**** Dataset records ****
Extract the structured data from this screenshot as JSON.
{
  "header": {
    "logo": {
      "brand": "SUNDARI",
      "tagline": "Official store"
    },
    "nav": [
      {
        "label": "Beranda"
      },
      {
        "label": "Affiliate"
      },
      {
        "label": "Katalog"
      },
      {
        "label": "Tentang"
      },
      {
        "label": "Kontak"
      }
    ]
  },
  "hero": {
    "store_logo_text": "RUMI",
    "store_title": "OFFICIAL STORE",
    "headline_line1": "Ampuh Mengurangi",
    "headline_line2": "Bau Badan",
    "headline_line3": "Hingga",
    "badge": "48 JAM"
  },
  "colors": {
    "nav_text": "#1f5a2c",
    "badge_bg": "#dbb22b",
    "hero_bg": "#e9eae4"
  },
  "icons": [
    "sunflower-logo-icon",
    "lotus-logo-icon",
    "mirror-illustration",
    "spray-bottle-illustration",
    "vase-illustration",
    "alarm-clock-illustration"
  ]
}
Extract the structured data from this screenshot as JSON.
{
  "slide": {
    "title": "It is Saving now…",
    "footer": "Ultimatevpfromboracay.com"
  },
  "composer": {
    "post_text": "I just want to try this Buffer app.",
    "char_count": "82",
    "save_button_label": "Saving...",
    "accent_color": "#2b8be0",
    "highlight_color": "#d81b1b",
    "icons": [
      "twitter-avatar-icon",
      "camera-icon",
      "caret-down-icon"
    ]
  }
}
****
**** Dataset records ****
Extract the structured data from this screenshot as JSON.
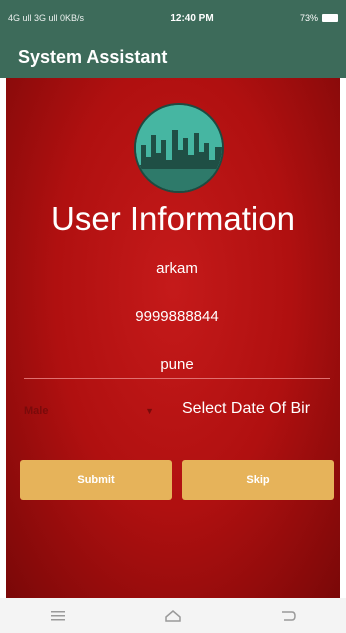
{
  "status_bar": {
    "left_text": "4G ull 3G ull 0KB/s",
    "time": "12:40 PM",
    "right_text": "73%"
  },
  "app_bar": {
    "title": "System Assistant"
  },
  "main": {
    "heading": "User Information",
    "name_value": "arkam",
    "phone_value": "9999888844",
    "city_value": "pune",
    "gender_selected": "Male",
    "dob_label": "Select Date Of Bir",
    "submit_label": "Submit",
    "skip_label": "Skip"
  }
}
****
What the task requires: Find every line above that contains the word "illustration", and return each one.

Result of the exercise:
    "mirror-illustration",
    "spray-bottle-illustration",
    "vase-illustration",
    "alarm-clock-illustration"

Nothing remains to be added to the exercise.